## To be done
Retype the items verbatim, beginning with the first line and stopping after the line that contains "total-amount-decimal: .93 —". Include both of these lines.

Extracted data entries
..........
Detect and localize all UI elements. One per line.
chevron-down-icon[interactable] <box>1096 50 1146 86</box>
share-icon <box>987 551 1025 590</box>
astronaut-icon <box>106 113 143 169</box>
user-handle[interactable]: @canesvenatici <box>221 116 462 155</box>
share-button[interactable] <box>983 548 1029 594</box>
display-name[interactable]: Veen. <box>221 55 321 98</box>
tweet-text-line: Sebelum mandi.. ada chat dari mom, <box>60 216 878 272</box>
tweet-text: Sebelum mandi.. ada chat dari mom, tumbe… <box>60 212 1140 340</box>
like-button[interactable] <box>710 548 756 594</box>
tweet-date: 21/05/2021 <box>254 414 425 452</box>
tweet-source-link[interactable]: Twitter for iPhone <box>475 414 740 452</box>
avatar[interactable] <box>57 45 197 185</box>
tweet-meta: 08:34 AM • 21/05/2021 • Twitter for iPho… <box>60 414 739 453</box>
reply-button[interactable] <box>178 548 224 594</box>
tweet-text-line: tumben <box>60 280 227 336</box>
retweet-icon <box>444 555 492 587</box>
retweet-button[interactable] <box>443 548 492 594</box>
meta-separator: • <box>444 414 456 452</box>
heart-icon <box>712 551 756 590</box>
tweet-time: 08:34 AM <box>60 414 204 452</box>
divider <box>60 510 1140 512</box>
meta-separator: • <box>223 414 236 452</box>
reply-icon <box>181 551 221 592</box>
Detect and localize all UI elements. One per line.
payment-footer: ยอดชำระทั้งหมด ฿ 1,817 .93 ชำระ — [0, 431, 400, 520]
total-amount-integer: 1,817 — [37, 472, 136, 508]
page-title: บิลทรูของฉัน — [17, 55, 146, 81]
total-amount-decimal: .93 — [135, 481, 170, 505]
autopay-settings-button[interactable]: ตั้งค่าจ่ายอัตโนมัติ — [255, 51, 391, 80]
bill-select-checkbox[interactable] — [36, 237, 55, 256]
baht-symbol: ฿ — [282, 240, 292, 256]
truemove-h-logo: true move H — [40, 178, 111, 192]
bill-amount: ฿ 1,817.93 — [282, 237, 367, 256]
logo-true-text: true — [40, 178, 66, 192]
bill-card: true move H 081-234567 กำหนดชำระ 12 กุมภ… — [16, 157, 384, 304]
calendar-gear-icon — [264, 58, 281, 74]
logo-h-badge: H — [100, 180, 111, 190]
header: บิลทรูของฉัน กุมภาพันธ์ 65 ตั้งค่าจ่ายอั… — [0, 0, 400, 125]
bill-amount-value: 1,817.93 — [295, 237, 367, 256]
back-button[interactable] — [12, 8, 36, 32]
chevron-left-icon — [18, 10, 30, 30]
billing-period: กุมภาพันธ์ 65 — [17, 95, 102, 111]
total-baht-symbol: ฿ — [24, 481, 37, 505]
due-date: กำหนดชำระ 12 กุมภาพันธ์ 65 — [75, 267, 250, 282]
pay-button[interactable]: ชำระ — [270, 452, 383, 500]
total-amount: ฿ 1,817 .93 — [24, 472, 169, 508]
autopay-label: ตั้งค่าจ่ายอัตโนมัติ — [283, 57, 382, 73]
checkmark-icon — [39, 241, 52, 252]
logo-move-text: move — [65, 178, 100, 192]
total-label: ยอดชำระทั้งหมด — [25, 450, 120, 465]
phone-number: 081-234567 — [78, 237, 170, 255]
..........
## Exercise solution
Detect and localize all UI elements. One per line.
chevron-down-icon[interactable] <box>1096 50 1146 86</box>
share-icon <box>987 551 1025 590</box>
astronaut-icon <box>106 113 143 169</box>
user-handle[interactable]: @canesvenatici <box>221 116 462 155</box>
share-button[interactable] <box>983 548 1029 594</box>
display-name[interactable]: Veen. <box>221 55 321 98</box>
tweet-text-line: Sebelum mandi.. ada chat dari mom, <box>60 216 878 272</box>
tweet-text: Sebelum mandi.. ada chat dari mom, tumbe… <box>60 212 1140 340</box>
like-button[interactable] <box>710 548 756 594</box>
tweet-date: 21/05/2021 <box>254 414 425 452</box>
tweet-source-link[interactable]: Twitter for iPhone <box>475 414 740 452</box>
avatar[interactable] <box>57 45 197 185</box>
tweet-meta: 08:34 AM • 21/05/2021 • Twitter for iPho… <box>60 414 739 453</box>
reply-button[interactable] <box>178 548 224 594</box>
tweet-text-line: tumben <box>60 280 227 336</box>
retweet-icon <box>444 555 492 587</box>
retweet-button[interactable] <box>443 548 492 594</box>
meta-separator: • <box>444 414 456 452</box>
heart-icon <box>712 551 756 590</box>
tweet-time: 08:34 AM <box>60 414 204 452</box>
divider <box>60 510 1140 512</box>
meta-separator: • <box>223 414 236 452</box>
reply-icon <box>181 551 221 592</box>
Detect and localize all UI elements. One per line.
payment-footer: ยอดชำระทั้งหมด ฿ 1,817 .93 ชำระ — [0, 431, 400, 520]
total-amount-integer: 1,817 — [37, 472, 136, 508]
page-title: บิลทรูของฉัน — [17, 55, 146, 81]
total-amount-decimal: .93 — [135, 481, 170, 505]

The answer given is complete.